What is being asked: Please lay out the material from its first line up to and including the line with "toc-entry[interactable] — [94, 605, 698, 627]" as a JSON list of strings, one per line, leaving out any blank lines.

Entries shown:

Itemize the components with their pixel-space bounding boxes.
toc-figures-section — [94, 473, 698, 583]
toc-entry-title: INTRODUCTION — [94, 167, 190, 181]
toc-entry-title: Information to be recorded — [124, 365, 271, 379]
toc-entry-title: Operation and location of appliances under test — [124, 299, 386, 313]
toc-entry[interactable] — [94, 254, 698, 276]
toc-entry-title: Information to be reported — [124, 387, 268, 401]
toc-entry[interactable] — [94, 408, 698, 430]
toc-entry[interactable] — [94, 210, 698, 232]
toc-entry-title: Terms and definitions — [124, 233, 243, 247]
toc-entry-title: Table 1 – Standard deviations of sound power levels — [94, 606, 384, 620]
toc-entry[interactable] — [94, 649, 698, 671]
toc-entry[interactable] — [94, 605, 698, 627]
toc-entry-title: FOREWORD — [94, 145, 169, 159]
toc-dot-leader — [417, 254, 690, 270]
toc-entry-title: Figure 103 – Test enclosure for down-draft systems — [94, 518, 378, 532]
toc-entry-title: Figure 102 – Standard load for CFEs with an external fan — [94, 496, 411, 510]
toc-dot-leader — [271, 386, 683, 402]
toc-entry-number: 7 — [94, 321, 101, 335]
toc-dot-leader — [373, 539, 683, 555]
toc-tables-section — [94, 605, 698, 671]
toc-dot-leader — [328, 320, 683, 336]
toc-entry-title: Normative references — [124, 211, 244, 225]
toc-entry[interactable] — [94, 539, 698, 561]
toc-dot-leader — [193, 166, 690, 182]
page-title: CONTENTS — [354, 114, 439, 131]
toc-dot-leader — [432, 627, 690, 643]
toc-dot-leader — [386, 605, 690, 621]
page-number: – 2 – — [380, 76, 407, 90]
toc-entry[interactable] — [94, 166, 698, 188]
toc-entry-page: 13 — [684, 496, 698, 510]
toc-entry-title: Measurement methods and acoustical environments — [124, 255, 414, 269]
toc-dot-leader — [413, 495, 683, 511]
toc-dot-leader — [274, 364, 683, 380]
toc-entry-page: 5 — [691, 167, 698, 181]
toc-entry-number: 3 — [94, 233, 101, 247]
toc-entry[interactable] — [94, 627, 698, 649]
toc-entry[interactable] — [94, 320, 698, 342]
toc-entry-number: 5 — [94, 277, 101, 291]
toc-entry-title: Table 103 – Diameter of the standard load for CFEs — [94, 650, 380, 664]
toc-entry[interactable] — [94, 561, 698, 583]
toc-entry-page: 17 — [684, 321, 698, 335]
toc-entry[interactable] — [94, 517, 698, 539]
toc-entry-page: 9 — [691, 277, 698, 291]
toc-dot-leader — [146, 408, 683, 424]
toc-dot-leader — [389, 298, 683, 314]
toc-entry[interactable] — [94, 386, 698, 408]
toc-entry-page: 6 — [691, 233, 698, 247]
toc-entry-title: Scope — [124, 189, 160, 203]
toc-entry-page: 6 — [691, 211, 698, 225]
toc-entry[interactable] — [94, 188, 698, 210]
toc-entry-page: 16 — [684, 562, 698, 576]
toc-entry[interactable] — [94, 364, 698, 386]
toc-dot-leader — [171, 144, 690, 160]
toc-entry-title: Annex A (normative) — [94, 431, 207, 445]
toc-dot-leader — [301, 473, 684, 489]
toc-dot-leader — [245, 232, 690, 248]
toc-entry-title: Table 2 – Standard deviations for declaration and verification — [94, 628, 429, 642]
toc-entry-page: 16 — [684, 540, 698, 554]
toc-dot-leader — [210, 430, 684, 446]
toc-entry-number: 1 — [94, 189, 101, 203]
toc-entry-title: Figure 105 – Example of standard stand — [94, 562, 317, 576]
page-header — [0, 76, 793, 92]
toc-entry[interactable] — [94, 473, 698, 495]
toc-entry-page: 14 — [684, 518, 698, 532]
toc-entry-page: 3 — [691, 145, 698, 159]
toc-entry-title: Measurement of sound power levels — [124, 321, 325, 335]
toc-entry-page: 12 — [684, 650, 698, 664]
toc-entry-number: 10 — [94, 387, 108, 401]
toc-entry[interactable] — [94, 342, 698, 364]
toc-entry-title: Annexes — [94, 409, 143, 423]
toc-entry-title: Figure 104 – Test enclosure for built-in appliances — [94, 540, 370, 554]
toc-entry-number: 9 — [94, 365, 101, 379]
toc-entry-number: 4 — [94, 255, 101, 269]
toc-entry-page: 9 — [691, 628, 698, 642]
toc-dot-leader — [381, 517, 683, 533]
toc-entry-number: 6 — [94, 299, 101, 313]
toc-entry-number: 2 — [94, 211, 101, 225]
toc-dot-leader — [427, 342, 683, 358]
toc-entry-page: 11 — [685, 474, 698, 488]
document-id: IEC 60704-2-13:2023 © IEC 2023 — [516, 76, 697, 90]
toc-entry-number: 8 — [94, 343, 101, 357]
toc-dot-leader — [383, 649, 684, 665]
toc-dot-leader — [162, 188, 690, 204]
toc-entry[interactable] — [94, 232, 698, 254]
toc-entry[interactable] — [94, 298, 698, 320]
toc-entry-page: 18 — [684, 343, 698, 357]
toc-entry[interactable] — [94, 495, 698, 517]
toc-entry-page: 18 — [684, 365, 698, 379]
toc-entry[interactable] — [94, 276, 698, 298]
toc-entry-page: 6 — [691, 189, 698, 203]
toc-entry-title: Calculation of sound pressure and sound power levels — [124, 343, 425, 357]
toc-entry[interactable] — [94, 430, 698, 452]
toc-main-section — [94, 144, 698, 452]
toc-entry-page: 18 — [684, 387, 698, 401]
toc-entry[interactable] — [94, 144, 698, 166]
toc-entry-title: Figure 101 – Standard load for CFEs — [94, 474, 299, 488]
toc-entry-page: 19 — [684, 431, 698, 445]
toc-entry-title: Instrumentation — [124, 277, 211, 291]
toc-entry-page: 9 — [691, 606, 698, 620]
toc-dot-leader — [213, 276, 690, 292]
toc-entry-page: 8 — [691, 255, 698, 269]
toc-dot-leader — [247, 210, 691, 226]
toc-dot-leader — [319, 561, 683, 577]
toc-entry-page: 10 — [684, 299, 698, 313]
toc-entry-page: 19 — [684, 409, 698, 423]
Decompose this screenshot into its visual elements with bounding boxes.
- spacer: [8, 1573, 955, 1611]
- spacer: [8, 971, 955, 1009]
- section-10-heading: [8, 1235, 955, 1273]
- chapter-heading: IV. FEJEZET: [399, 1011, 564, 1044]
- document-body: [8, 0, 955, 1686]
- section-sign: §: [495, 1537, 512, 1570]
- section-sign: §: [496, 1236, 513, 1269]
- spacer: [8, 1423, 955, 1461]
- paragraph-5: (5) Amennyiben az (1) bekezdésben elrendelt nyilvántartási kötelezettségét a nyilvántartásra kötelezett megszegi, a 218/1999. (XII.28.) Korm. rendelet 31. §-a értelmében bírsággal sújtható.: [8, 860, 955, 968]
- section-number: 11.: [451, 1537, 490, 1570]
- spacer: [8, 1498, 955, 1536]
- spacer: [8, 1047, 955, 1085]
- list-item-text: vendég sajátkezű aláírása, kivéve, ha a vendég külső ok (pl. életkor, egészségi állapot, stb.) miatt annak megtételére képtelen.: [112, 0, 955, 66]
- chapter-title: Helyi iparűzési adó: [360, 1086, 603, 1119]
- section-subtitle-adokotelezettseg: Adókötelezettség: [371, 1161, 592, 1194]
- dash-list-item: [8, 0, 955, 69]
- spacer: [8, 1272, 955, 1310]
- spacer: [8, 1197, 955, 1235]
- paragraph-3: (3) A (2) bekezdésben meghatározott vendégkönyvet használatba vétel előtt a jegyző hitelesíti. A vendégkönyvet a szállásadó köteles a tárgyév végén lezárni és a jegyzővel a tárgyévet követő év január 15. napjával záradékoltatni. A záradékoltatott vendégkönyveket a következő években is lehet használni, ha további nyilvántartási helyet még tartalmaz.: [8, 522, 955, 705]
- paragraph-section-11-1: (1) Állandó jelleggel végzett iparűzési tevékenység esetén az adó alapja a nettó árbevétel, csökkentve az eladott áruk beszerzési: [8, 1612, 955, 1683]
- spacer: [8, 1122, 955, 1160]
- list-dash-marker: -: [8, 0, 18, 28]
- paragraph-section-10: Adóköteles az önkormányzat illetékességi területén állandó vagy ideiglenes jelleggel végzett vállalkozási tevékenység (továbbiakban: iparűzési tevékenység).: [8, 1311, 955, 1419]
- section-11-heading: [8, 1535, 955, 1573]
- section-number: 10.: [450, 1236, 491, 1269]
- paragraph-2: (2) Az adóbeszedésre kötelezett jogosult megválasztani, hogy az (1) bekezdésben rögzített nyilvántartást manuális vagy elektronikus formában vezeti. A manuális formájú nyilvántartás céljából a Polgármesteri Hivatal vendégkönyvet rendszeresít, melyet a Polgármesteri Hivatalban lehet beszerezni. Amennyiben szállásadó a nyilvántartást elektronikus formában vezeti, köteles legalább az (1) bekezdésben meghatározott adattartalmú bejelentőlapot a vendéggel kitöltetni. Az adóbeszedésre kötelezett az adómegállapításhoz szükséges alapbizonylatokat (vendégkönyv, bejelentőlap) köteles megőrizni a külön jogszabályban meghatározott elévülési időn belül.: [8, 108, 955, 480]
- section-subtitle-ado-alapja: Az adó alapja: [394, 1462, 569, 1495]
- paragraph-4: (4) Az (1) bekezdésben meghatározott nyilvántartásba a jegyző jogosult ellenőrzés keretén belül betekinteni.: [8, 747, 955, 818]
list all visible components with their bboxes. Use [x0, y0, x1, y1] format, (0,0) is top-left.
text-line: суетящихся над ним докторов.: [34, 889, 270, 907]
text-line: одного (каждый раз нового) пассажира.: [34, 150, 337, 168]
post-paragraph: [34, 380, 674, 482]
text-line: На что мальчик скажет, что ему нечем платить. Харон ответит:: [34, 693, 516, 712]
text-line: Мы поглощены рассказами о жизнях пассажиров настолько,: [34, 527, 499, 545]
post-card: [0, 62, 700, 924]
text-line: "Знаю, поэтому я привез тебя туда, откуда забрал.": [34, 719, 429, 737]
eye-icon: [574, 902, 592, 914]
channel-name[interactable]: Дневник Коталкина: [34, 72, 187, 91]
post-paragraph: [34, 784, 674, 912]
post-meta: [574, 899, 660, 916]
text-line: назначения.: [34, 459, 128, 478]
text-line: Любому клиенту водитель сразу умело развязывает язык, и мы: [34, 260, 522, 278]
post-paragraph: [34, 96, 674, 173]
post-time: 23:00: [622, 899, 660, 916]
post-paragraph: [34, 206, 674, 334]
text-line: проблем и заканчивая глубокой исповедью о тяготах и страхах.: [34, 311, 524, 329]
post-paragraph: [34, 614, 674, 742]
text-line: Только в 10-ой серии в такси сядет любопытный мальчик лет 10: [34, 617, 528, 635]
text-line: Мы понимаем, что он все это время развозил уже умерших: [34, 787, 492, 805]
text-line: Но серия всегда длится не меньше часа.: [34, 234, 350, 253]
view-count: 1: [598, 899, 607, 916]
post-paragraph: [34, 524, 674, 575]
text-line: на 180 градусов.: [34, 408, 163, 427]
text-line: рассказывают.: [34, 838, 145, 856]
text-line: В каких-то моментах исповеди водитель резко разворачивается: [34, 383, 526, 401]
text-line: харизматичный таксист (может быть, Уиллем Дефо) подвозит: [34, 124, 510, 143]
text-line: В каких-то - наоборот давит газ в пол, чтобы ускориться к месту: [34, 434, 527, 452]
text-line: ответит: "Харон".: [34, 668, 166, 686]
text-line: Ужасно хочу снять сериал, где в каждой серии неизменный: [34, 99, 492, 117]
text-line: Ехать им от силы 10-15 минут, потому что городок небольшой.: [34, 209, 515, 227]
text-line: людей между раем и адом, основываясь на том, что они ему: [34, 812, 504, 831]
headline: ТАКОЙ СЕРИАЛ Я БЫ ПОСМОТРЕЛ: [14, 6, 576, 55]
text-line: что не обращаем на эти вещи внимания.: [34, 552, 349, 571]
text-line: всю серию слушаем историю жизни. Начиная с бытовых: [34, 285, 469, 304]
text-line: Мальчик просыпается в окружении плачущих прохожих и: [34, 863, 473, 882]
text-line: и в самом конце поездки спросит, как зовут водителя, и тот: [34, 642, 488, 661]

Worked answer:
[
  "Itemize the components with their pixel-space bounding boxes.",
  "toc-figures-section — [94, 473, 698, 583]",
  "toc-entry-title: INTRODUCTION — [94, 167, 190, 181]",
  "toc-entry-title: Information to be recorded — [124, 365, 271, 379]",
  "toc-entry-title: Operation and location of appliances under test — [124, 299, 386, 313]",
  "toc-entry[interactable] — [94, 254, 698, 276]",
  "toc-entry-title: Information to be reported — [124, 387, 268, 401]",
  "toc-entry[interactable] — [94, 408, 698, 430]",
  "toc-entry[interactable] — [94, 210, 698, 232]",
  "toc-entry-title: Terms and definitions — [124, 233, 243, 247]",
  "toc-entry-title: Table 1 – Standard deviations of sound power levels — [94, 606, 384, 620]",
  "toc-entry[interactable] — [94, 649, 698, 671]",
  "toc-entry[interactable] — [94, 605, 698, 627]"
]